Goal ::
Some lines in the records below may hold the word "summary"; give the number of those lines and nothing else.

** START Supplied data **

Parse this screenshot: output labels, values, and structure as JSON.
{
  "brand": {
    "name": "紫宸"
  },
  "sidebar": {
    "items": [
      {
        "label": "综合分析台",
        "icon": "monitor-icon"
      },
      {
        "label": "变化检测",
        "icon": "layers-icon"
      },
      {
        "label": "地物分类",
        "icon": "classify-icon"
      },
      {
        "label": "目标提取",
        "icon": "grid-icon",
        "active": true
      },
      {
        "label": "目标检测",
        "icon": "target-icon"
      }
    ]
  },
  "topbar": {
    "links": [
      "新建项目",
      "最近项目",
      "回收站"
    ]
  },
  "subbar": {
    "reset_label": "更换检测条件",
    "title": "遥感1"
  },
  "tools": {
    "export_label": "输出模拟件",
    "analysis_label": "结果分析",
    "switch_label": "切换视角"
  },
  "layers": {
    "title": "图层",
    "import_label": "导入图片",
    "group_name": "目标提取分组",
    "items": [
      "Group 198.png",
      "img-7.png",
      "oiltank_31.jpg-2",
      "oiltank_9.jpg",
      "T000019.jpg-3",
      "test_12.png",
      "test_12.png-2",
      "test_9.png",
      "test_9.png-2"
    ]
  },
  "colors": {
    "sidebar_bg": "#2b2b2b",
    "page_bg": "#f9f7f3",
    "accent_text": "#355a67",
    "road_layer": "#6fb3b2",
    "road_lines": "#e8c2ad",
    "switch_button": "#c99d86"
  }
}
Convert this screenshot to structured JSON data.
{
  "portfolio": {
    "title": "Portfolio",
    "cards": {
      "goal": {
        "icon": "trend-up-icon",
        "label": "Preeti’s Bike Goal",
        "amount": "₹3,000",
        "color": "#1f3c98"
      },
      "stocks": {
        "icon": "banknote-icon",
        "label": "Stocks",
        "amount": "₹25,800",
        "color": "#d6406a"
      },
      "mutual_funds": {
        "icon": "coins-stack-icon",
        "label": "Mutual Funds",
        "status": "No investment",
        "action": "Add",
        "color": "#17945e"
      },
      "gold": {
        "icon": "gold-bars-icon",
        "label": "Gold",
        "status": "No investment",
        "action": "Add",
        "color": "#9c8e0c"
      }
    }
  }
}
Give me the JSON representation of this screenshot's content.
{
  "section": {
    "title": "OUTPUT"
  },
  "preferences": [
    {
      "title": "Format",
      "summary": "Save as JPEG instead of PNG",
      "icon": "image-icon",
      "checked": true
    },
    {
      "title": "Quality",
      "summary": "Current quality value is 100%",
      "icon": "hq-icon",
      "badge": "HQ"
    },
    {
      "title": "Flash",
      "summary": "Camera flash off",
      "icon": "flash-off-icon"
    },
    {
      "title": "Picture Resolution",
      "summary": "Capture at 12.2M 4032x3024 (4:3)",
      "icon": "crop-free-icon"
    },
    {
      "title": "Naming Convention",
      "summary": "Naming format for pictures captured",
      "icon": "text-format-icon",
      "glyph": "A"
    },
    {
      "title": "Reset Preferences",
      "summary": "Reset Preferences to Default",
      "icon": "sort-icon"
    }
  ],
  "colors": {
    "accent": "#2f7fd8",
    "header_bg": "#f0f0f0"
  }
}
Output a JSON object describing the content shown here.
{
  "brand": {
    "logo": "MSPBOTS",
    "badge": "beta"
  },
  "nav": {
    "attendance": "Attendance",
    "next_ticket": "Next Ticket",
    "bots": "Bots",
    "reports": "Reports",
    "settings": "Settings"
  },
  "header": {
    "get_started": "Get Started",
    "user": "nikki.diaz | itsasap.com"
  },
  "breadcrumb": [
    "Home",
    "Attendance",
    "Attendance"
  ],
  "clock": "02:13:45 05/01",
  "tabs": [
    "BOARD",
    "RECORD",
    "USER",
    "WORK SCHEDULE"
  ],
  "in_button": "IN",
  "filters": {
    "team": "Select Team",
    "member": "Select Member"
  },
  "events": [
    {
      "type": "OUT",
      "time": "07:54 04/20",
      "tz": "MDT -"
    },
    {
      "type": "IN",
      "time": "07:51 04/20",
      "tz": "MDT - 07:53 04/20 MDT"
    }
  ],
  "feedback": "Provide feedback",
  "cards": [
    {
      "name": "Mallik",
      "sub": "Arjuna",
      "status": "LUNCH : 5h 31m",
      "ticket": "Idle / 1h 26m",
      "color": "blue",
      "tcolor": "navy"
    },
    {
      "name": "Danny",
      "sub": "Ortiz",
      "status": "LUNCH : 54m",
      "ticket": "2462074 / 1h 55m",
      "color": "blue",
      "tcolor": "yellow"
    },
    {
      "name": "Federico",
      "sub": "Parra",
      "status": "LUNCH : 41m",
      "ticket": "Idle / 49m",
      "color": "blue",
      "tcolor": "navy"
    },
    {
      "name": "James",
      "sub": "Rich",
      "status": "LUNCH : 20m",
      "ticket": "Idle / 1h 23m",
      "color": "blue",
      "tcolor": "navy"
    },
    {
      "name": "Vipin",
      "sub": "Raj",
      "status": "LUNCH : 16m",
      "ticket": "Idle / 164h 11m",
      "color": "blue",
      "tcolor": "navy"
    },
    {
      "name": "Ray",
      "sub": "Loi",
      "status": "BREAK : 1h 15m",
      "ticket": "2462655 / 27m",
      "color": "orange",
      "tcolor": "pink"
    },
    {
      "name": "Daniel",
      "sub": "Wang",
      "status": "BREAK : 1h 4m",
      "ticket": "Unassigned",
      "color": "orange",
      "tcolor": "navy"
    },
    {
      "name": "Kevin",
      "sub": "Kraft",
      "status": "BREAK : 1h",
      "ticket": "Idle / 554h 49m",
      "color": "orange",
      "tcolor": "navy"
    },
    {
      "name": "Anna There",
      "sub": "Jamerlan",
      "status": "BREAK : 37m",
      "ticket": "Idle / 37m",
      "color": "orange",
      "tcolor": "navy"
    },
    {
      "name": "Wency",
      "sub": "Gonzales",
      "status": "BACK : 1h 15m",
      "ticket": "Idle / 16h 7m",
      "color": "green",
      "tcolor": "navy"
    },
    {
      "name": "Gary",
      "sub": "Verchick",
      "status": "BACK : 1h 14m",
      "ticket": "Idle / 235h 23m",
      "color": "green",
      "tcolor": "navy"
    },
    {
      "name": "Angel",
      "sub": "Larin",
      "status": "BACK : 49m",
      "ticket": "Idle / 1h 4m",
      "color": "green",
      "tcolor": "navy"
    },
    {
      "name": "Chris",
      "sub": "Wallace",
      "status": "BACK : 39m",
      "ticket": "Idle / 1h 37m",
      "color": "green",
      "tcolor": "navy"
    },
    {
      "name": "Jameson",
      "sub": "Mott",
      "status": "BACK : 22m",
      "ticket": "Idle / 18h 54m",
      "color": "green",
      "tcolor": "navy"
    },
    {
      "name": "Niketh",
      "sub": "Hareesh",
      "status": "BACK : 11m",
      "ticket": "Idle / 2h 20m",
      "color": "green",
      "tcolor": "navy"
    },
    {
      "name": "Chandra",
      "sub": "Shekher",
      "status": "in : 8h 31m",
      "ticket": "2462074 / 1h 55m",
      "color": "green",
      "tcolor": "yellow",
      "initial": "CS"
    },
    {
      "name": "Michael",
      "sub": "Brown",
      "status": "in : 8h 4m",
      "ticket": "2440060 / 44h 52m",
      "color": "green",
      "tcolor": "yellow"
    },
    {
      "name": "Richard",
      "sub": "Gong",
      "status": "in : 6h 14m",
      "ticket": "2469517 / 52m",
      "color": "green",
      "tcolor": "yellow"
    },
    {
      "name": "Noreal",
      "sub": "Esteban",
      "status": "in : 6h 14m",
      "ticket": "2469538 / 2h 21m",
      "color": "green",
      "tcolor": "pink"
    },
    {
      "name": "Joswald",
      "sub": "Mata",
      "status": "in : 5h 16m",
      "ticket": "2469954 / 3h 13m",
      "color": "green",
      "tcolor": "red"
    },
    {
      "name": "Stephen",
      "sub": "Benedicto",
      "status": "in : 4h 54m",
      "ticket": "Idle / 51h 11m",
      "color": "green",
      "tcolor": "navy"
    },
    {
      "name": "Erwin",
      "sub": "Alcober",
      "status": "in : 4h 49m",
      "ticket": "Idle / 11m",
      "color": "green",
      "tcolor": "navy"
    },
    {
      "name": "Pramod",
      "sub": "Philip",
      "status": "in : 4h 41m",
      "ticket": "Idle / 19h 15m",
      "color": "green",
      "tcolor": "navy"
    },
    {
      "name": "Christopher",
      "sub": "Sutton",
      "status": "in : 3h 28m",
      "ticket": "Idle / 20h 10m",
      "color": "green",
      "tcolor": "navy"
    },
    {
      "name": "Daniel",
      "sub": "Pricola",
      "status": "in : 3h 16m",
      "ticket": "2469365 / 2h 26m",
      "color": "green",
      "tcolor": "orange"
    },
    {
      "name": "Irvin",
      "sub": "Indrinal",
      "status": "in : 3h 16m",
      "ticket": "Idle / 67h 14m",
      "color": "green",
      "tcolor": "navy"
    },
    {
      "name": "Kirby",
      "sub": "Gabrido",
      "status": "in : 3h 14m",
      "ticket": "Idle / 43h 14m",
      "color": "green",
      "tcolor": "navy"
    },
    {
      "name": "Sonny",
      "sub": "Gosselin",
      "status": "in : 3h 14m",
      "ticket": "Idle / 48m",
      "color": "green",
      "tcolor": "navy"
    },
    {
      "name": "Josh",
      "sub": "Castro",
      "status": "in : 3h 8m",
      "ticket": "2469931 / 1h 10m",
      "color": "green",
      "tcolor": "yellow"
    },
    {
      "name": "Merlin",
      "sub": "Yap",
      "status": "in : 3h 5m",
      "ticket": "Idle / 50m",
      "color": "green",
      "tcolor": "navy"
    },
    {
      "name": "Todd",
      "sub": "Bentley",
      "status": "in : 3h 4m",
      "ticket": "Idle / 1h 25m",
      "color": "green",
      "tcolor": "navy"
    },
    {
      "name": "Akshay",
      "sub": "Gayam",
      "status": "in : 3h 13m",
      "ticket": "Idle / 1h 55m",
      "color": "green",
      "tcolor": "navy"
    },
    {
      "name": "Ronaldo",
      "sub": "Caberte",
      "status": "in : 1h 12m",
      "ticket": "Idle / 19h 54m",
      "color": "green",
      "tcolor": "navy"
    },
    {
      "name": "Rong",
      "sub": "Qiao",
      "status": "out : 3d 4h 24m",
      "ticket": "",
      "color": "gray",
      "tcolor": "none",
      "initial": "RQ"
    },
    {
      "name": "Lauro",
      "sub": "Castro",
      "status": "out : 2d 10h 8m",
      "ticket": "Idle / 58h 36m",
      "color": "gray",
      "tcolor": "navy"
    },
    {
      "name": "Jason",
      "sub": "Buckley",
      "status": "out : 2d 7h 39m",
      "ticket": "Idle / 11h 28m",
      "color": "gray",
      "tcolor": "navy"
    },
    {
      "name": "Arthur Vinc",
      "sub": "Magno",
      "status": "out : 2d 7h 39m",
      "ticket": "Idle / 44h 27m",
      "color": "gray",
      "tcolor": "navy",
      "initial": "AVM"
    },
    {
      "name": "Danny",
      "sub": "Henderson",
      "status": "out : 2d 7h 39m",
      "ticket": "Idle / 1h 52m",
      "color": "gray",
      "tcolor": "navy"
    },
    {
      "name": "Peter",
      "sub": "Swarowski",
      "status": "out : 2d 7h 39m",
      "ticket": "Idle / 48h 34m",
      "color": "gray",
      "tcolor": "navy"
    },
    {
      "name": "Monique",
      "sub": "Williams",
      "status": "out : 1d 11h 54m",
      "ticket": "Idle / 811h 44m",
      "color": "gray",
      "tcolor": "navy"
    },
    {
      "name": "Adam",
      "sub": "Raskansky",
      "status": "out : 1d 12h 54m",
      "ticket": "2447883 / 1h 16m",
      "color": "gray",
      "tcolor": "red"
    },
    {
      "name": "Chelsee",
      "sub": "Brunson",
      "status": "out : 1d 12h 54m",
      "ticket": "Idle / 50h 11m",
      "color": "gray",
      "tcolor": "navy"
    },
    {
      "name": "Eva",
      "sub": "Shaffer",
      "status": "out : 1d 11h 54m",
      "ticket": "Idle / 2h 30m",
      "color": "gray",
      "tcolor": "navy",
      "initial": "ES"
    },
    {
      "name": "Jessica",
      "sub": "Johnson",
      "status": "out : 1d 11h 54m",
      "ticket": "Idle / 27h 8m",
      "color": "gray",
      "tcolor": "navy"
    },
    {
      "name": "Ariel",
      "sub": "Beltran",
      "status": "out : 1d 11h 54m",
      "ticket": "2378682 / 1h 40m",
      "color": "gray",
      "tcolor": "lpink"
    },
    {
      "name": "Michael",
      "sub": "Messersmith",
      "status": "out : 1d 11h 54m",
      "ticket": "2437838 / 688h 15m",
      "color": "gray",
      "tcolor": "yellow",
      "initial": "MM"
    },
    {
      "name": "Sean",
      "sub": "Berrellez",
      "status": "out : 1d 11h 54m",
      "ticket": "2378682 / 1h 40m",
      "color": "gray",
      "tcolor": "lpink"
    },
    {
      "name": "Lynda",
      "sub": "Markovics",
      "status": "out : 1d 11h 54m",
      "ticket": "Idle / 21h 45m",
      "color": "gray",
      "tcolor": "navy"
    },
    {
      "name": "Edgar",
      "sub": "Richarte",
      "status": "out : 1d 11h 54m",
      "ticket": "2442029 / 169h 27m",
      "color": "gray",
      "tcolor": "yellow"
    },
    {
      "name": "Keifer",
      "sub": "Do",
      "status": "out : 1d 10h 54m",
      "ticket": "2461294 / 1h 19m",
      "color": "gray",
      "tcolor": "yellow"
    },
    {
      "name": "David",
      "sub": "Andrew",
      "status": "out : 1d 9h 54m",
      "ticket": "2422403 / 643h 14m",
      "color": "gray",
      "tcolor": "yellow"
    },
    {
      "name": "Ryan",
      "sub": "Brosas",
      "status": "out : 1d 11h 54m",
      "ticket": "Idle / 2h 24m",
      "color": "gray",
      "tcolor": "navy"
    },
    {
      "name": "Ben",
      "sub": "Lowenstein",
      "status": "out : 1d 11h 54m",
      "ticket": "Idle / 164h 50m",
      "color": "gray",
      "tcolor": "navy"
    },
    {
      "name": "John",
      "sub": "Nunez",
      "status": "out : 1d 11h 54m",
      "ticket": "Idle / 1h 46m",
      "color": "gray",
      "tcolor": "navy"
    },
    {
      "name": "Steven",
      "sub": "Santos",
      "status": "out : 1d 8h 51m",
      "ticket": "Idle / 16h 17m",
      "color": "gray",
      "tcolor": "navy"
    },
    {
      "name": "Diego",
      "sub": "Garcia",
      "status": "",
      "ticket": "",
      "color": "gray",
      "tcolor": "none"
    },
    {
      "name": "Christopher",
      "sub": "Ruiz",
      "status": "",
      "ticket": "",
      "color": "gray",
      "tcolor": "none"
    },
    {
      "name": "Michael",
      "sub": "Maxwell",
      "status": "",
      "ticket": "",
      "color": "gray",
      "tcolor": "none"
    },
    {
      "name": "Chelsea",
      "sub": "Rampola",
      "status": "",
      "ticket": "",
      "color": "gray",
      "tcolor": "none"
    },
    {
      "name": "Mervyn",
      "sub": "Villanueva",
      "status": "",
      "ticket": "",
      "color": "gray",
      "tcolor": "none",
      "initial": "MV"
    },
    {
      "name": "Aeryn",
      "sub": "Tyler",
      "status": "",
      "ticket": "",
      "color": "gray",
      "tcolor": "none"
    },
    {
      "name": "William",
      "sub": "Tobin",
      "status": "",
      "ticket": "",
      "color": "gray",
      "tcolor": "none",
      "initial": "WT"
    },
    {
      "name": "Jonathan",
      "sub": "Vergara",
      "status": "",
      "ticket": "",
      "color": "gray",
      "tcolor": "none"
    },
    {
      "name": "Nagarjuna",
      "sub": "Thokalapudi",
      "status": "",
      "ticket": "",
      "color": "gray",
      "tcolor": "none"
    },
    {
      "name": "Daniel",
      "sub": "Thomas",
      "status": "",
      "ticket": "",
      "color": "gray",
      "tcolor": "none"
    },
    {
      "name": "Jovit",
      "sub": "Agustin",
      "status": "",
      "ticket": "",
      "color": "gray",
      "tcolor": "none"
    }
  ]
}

** END Supplied data **

Solved problem ::
6